Records from a data source:

===

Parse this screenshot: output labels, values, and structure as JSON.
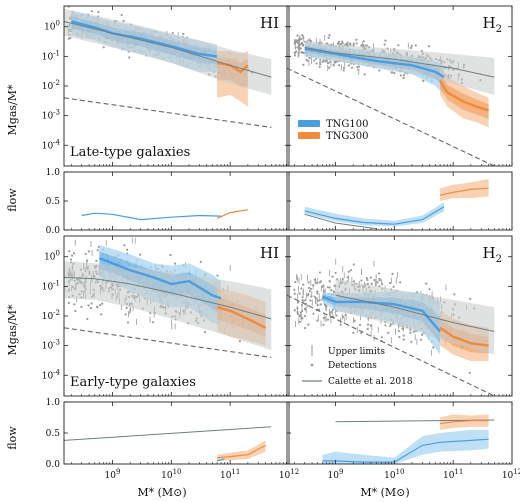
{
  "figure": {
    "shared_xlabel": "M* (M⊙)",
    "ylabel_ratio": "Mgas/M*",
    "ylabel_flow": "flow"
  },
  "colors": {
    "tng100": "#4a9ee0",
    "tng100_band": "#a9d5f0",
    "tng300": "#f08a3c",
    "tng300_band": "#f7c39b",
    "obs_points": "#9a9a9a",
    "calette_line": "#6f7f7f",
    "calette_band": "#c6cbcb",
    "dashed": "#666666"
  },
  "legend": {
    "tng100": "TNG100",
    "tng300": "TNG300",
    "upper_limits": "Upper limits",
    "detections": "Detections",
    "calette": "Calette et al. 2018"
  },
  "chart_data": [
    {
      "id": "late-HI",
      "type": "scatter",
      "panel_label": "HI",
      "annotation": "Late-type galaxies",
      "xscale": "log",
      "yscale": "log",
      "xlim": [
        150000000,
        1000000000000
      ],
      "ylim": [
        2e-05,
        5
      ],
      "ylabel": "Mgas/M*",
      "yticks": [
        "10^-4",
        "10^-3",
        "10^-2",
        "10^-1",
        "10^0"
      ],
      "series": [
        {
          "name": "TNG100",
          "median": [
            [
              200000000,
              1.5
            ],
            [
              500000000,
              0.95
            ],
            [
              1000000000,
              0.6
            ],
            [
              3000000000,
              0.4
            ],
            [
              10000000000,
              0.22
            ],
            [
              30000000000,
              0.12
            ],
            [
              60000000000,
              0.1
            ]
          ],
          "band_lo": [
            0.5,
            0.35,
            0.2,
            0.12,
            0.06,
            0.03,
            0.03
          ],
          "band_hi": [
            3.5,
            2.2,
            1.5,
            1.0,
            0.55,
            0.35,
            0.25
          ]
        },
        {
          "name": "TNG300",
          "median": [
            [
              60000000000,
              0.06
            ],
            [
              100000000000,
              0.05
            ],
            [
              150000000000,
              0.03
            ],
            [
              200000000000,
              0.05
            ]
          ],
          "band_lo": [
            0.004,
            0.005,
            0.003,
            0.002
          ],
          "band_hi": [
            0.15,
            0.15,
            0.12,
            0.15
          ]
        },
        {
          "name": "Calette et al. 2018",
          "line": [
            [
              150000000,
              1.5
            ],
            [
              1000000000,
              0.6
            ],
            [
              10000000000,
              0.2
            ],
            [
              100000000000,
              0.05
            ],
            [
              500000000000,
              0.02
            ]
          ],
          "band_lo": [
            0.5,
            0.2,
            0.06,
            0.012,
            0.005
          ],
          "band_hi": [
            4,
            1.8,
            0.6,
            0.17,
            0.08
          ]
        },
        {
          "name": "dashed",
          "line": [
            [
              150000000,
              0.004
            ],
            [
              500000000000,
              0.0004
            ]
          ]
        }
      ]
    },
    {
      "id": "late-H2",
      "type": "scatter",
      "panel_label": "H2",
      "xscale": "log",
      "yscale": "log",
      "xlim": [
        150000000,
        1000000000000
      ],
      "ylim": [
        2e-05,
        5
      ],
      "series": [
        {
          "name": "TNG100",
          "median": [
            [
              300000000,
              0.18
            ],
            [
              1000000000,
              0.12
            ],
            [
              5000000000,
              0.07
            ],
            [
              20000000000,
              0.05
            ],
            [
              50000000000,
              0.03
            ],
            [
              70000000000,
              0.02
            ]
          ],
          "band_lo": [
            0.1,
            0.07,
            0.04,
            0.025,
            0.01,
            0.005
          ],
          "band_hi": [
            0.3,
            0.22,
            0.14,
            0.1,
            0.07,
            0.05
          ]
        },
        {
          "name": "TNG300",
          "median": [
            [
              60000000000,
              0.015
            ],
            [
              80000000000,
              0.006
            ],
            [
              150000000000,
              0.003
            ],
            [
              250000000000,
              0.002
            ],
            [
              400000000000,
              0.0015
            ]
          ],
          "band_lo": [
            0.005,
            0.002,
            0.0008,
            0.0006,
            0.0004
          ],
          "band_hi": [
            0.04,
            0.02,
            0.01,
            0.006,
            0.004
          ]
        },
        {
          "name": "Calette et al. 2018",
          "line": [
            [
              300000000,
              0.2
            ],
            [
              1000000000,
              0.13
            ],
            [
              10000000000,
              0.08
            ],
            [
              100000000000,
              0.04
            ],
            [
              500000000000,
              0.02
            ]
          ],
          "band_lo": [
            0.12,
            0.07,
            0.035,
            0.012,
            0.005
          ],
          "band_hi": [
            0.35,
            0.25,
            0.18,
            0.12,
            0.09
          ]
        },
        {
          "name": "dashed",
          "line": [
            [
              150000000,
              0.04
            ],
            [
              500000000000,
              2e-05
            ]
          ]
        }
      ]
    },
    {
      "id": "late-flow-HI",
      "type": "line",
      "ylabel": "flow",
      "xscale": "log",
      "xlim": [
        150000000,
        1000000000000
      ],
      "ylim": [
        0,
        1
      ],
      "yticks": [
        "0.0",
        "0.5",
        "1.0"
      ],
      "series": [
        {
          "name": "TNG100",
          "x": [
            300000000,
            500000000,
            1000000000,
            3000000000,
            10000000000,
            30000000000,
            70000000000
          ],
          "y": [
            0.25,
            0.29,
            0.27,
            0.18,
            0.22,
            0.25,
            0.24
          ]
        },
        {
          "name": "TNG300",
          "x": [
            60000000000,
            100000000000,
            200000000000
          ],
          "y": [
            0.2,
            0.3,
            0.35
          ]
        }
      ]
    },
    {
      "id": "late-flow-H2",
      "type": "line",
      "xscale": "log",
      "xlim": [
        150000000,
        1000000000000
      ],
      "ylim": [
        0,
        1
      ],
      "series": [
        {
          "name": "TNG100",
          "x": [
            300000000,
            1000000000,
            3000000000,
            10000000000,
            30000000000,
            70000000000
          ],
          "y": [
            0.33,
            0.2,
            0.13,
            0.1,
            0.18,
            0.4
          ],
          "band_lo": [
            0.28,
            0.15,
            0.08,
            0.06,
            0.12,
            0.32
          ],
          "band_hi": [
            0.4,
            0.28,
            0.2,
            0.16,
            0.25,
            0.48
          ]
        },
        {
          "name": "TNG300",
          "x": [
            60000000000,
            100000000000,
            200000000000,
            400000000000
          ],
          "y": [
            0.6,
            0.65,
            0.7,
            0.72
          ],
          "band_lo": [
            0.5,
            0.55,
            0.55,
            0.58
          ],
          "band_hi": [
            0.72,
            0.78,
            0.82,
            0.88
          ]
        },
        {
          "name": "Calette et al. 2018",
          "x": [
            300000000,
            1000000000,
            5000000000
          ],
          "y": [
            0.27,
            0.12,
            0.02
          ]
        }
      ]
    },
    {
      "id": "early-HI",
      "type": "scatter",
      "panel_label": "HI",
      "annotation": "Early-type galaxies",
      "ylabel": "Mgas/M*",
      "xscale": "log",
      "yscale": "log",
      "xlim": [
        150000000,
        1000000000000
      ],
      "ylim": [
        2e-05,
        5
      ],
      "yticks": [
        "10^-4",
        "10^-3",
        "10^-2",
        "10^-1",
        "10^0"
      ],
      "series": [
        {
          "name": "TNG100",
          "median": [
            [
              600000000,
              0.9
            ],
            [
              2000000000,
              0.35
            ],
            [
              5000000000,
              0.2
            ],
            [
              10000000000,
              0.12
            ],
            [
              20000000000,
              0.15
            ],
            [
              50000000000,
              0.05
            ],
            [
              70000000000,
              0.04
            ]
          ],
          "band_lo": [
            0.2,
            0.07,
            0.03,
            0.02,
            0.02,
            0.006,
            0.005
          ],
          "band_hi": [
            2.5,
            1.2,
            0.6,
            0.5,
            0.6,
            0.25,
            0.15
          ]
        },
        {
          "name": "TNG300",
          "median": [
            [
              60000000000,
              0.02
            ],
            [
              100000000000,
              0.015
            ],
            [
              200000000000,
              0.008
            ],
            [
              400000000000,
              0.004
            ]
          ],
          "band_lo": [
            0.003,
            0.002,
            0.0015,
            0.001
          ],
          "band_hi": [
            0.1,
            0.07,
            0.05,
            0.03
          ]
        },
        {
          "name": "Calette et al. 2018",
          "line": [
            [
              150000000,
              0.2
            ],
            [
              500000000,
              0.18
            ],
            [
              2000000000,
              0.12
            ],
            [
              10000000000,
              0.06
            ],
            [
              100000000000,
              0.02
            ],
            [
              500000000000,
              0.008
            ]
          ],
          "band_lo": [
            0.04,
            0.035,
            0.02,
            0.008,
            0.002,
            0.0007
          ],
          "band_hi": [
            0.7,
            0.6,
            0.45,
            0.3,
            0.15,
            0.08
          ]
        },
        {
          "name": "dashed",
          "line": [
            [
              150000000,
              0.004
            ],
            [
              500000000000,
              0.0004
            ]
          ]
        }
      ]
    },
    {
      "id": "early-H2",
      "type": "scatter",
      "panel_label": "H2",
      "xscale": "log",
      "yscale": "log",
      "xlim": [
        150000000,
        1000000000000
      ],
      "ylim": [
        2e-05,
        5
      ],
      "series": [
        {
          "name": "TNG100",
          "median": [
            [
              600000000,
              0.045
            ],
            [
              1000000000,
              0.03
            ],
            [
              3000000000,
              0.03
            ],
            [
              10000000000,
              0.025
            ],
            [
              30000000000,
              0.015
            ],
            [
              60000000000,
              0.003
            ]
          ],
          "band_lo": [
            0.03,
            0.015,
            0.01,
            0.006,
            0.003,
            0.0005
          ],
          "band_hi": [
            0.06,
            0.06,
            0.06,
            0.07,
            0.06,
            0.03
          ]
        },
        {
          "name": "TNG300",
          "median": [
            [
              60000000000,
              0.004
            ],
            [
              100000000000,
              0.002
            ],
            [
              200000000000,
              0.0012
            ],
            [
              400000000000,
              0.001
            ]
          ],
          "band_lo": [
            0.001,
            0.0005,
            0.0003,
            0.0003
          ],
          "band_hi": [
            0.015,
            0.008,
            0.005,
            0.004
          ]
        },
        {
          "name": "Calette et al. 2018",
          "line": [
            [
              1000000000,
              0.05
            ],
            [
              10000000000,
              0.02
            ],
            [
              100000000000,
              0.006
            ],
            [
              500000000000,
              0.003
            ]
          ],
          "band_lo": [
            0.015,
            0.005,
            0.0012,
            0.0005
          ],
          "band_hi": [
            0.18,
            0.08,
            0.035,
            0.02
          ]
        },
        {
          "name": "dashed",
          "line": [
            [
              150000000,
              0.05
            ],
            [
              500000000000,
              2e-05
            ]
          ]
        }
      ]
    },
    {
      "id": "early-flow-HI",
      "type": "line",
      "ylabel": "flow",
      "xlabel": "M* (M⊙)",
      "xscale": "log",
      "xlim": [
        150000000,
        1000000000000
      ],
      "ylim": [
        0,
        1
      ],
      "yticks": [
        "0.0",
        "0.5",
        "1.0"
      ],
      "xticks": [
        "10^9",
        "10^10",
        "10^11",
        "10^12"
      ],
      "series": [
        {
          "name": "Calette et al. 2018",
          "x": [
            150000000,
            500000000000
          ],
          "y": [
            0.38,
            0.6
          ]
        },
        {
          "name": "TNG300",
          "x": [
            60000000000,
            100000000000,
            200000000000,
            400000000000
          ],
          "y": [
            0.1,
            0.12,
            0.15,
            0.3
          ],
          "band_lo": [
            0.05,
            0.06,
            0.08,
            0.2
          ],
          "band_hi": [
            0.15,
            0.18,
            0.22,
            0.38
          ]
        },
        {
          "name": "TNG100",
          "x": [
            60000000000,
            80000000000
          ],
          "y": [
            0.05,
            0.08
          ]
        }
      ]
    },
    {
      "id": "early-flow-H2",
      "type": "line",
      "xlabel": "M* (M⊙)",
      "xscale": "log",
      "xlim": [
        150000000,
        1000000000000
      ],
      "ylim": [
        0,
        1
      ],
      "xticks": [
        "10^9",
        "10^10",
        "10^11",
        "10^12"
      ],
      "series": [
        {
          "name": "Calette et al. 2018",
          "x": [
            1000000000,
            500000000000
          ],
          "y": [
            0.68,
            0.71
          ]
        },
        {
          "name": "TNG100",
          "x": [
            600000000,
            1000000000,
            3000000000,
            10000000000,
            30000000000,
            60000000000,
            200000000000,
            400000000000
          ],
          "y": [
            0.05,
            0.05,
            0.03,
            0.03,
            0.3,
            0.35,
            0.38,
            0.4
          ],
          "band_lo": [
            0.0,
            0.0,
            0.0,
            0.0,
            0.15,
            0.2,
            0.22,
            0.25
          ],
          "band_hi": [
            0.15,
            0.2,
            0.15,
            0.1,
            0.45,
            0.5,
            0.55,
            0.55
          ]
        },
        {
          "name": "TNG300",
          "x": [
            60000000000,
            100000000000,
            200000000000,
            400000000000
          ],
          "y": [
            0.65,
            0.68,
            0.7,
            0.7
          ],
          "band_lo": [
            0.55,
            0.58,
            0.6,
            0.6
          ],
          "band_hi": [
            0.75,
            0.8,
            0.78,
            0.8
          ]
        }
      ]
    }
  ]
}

===

Exercise task:
Which lines in the data above contain "flow"? Show each one.

Final result:
    "ylabel_flow": "flow"
      "id": "late-flow-HI",
      "ylabel": "flow",
      "id": "late-flow-H2",
      "id": "early-flow-HI",
      "ylabel": "flow",
      "id": "early-flow-H2",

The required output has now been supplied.